▶ [What you are asked to do]: Reproduce the records below exactly as given.

BEGIN

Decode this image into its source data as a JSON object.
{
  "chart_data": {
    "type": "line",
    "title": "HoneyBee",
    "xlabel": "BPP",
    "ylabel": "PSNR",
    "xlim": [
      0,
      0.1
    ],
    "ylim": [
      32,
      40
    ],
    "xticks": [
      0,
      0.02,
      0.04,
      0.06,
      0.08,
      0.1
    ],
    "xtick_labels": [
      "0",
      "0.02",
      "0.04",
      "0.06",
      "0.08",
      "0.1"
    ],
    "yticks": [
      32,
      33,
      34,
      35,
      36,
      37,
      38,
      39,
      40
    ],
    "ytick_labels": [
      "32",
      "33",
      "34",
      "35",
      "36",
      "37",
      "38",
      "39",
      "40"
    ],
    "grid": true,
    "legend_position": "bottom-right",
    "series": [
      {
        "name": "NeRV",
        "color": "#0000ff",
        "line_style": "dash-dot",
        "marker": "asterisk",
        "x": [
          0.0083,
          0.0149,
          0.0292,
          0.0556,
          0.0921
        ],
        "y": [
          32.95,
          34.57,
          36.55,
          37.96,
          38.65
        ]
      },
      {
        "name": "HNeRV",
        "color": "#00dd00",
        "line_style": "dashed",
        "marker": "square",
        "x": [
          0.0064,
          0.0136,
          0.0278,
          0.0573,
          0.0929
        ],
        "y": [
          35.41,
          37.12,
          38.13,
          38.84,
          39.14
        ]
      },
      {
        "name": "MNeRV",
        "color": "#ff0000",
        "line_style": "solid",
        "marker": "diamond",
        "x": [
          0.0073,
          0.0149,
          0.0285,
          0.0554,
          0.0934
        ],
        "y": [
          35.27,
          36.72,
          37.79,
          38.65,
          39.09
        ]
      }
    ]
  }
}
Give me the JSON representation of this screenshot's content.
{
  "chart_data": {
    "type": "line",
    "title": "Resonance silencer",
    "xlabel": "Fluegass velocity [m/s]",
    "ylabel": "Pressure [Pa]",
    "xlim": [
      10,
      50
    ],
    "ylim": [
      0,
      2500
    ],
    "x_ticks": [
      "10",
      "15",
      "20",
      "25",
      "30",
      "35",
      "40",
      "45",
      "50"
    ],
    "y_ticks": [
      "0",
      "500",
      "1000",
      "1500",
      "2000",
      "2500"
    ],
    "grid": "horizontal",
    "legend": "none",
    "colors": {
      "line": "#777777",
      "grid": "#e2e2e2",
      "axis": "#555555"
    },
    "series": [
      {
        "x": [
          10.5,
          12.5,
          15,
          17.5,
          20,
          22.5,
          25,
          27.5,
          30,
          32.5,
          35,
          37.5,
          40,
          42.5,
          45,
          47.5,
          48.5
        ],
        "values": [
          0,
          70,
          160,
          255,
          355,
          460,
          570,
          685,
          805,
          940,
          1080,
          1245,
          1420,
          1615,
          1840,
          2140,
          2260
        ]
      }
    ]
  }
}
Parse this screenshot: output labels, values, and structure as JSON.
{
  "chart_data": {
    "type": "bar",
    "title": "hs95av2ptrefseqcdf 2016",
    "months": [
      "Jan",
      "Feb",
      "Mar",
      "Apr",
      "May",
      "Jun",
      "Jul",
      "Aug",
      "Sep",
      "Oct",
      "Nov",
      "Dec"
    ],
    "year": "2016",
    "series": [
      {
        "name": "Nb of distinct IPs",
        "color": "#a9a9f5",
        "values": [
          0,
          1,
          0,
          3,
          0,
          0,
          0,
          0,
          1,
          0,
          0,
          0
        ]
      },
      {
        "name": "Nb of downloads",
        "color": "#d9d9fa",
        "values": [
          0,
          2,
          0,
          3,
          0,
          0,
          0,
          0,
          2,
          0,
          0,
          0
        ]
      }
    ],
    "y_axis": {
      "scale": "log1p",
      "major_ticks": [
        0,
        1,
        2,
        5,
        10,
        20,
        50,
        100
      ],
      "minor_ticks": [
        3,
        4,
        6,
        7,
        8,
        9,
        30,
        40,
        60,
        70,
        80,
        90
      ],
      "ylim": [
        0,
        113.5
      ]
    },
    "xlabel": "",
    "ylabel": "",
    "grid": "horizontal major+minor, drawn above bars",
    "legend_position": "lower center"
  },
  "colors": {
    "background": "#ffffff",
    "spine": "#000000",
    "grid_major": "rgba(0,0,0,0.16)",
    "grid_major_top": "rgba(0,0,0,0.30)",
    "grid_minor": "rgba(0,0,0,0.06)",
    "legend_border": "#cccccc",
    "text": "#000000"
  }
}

END

▶ [Problem solution]:
Decode this image into its source data as a JSON object.
{
  "chart_data": {
    "type": "line",
    "title": "HoneyBee",
    "xlabel": "BPP",
    "ylabel": "PSNR",
    "xlim": [
      0,
      0.1
    ],
    "ylim": [
      32,
      40
    ],
    "xticks": [
      0,
      0.02,
      0.04,
      0.06,
      0.08,
      0.1
    ],
    "xtick_labels": [
      "0",
      "0.02",
      "0.04",
      "0.06",
      "0.08",
      "0.1"
    ],
    "yticks": [
      32,
      33,
      34,
      35,
      36,
      37,
      38,
      39,
      40
    ],
    "ytick_labels": [
      "32",
      "33",
      "34",
      "35",
      "36",
      "37",
      "38",
      "39",
      "40"
    ],
    "grid": true,
    "legend_position": "bottom-right",
    "series": [
      {
        "name": "NeRV",
        "color": "#0000ff",
        "line_style": "dash-dot",
        "marker": "asterisk",
        "x": [
          0.0083,
          0.0149,
          0.0292,
          0.0556,
          0.0921
        ],
        "y": [
          32.95,
          34.57,
          36.55,
          37.96,
          38.65
        ]
      },
      {
        "name": "HNeRV",
        "color": "#00dd00",
        "line_style": "dashed",
        "marker": "square",
        "x": [
          0.0064,
          0.0136,
          0.0278,
          0.0573,
          0.0929
        ],
        "y": [
          35.41,
          37.12,
          38.13,
          38.84,
          39.14
        ]
      },
      {
        "name": "MNeRV",
        "color": "#ff0000",
        "line_style": "solid",
        "marker": "diamond",
        "x": [
          0.0073,
          0.0149,
          0.0285,
          0.0554,
          0.0934
        ],
        "y": [
          35.27,
          36.72,
          37.79,
          38.65,
          39.09
        ]
      }
    ]
  }
}
Give me the JSON representation of this screenshot's content.
{
  "chart_data": {
    "type": "line",
    "title": "Resonance silencer",
    "xlabel": "Fluegass velocity [m/s]",
    "ylabel": "Pressure [Pa]",
    "xlim": [
      10,
      50
    ],
    "ylim": [
      0,
      2500
    ],
    "x_ticks": [
      "10",
      "15",
      "20",
      "25",
      "30",
      "35",
      "40",
      "45",
      "50"
    ],
    "y_ticks": [
      "0",
      "500",
      "1000",
      "1500",
      "2000",
      "2500"
    ],
    "grid": "horizontal",
    "legend": "none",
    "colors": {
      "line": "#777777",
      "grid": "#e2e2e2",
      "axis": "#555555"
    },
    "series": [
      {
        "x": [
          10.5,
          12.5,
          15,
          17.5,
          20,
          22.5,
          25,
          27.5,
          30,
          32.5,
          35,
          37.5,
          40,
          42.5,
          45,
          47.5,
          48.5
        ],
        "values": [
          0,
          70,
          160,
          255,
          355,
          460,
          570,
          685,
          805,
          940,
          1080,
          1245,
          1420,
          1615,
          1840,
          2140,
          2260
        ]
      }
    ]
  }
}
Parse this screenshot: output labels, values, and structure as JSON.
{
  "chart_data": {
    "type": "bar",
    "title": "hs95av2ptrefseqcdf 2016",
    "months": [
      "Jan",
      "Feb",
      "Mar",
      "Apr",
      "May",
      "Jun",
      "Jul",
      "Aug",
      "Sep",
      "Oct",
      "Nov",
      "Dec"
    ],
    "year": "2016",
    "series": [
      {
        "name": "Nb of distinct IPs",
        "color": "#a9a9f5",
        "values": [
          0,
          1,
          0,
          3,
          0,
          0,
          0,
          0,
          1,
          0,
          0,
          0
        ]
      },
      {
        "name": "Nb of downloads",
        "color": "#d9d9fa",
        "values": [
          0,
          2,
          0,
          3,
          0,
          0,
          0,
          0,
          2,
          0,
          0,
          0
        ]
      }
    ],
    "y_axis": {
      "scale": "log1p",
      "major_ticks": [
        0,
        1,
        2,
        5,
        10,
        20,
        50,
        100
      ],
      "minor_ticks": [
        3,
        4,
        6,
        7,
        8,
        9,
        30,
        40,
        60,
        70,
        80,
        90
      ],
      "ylim": [
        0,
        113.5
      ]
    },
    "xlabel": "",
    "ylabel": "",
    "grid": "horizontal major+minor, drawn above bars",
    "legend_position": "lower center"
  },
  "colors": {
    "background": "#ffffff",
    "spine": "#000000",
    "grid_major": "rgba(0,0,0,0.16)",
    "grid_major_top": "rgba(0,0,0,0.30)",
    "grid_minor": "rgba(0,0,0,0.06)",
    "legend_border": "#cccccc",
    "text": "#000000"
  }
}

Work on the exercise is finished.